==== PROVIDED PASSAGE
# Body shots with .22 mag?



## CaptCatFish (Aug 7, 2009)

I read with great interest (twinged with envy and admiration) this month's complete GON article about Glen Soloman's success hunting hogs on WMAs in 2008.  Eight hogs in seven days ain't too shabby by anyone's standards.

However I was struck by his frequent decision to target the hog's body instead of the head when using his 22 mag.  Were it not for a little "Divine Intervention", good follow-up shooting and outstanding woodsmanship, he would have surely lost some of those he recovered (and in fact did wound at least one that was not recovered).

Never having hunted hogs with a 22 mag (nor having found myself particularly favored from above), I always thought head shots were the only ethical choice for the average guy in the woods using a 22 mag.  I just acquired a 22 mag and am looking forward to August 15.  So my question, fellow hog hunters, is what do you think about headshots vs body shots when using a 22 mag on a wild pig?



CaptCatFish


----------



## Gote Rider (Aug 7, 2009)
========
CHALLENGE 1 :: In the hog-hunting thread, condense the paragraph beginning "However I was struck by" into a shorter version that keeps its main facts.
CHALLENGE 2 :: According to the hog-hunting thread, how many hogs did Glen Soloman take, and over how many days?
==== MATERIAL SUPPLIED
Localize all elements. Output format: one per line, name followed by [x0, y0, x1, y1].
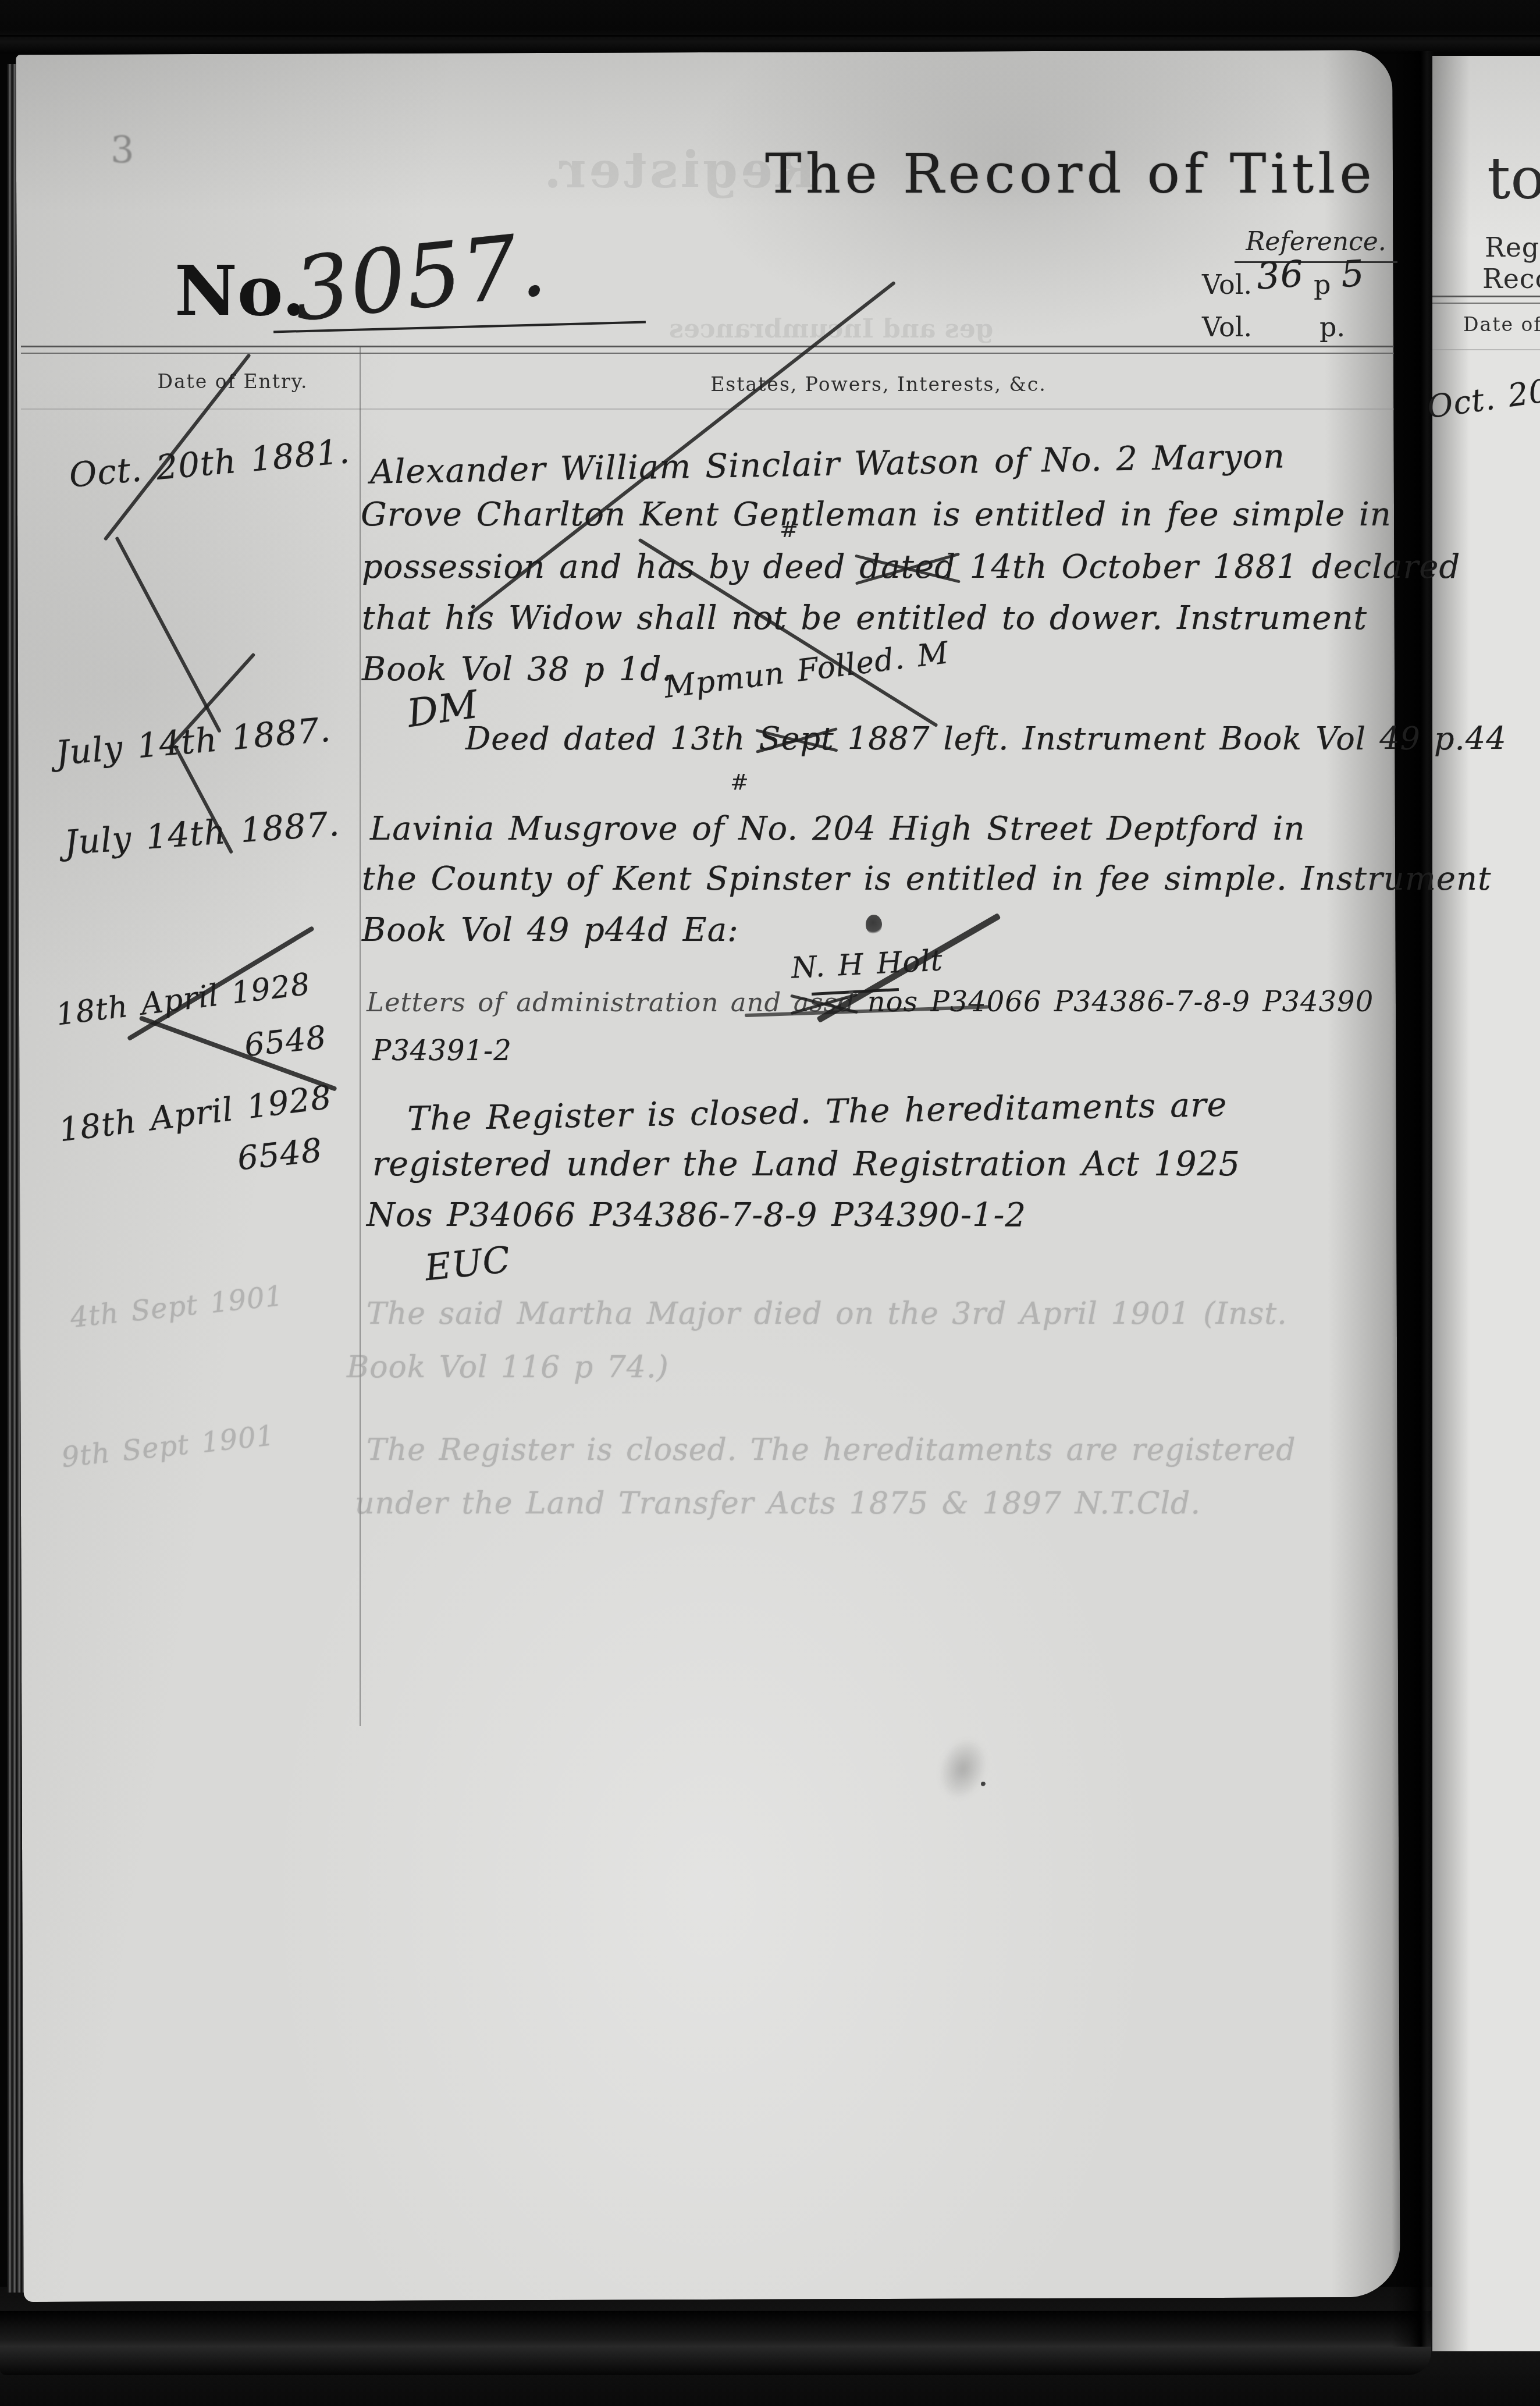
========
==== MATERIAL SUPPLIED
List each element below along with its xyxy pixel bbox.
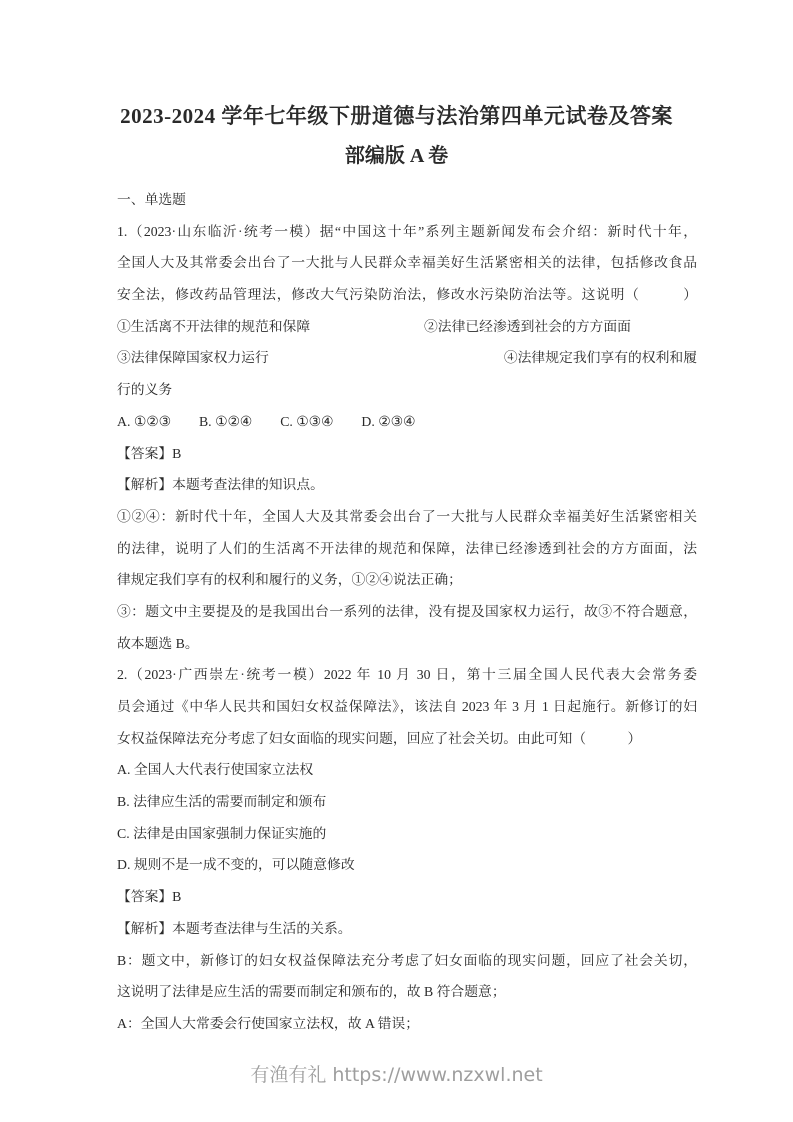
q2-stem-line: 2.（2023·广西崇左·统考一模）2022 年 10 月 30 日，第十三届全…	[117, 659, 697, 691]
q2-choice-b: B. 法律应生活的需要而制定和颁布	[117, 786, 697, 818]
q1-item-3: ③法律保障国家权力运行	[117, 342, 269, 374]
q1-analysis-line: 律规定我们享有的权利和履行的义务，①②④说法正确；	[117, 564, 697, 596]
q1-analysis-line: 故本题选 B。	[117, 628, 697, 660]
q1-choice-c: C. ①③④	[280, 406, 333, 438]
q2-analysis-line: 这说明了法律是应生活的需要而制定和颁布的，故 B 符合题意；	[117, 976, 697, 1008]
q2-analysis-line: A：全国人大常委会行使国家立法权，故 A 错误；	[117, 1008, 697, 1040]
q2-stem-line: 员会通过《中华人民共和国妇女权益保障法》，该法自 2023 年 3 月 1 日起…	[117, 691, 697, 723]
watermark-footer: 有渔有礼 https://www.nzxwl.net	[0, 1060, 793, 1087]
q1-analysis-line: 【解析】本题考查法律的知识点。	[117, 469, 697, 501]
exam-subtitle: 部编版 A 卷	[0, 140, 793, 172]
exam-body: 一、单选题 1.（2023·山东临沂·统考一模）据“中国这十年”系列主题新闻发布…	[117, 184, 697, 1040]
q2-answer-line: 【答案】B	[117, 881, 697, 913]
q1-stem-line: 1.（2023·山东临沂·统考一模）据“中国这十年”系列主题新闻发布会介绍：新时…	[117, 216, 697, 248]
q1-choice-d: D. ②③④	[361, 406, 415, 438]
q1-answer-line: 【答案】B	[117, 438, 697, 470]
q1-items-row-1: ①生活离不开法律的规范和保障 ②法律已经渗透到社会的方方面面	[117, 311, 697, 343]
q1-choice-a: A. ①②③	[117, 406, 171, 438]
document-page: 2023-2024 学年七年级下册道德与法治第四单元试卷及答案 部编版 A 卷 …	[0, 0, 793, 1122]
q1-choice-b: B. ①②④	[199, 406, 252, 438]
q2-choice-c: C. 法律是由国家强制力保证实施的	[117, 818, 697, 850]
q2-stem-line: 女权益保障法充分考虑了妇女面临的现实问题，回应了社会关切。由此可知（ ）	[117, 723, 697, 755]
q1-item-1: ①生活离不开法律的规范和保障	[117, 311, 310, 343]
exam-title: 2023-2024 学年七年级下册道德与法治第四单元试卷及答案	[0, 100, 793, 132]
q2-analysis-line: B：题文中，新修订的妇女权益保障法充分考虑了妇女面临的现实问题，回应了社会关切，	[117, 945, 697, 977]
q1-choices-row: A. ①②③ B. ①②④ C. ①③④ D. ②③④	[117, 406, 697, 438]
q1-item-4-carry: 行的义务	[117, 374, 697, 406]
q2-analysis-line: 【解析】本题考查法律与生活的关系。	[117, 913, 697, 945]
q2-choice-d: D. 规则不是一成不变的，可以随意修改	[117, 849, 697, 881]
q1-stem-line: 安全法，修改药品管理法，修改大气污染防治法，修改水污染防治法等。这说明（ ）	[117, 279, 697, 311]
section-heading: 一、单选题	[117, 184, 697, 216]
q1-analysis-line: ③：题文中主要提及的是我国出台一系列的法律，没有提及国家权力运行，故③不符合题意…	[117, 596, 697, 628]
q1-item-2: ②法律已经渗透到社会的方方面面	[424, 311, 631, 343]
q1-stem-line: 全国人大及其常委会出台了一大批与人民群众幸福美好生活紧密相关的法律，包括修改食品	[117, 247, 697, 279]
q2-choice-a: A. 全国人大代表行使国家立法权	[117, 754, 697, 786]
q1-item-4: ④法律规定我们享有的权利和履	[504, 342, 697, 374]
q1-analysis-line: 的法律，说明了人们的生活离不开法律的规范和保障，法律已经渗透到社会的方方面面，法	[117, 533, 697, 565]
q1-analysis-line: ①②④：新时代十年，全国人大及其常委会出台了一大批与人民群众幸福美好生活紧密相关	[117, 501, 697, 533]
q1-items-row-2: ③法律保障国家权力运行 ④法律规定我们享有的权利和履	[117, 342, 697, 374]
========
PROBLEM SOLUTION 1 :: The writer noticed that Glen Soloman often aimed his .22 mag at a hog's body rather than its head. Without some luck, good follow-up shots and excellent woodsmanship, he would likely have lost some of the hogs he recovered. He did wound at least one that he never recovered.

PROBLEM SOLUTION 2 :: Eight hogs in seven days.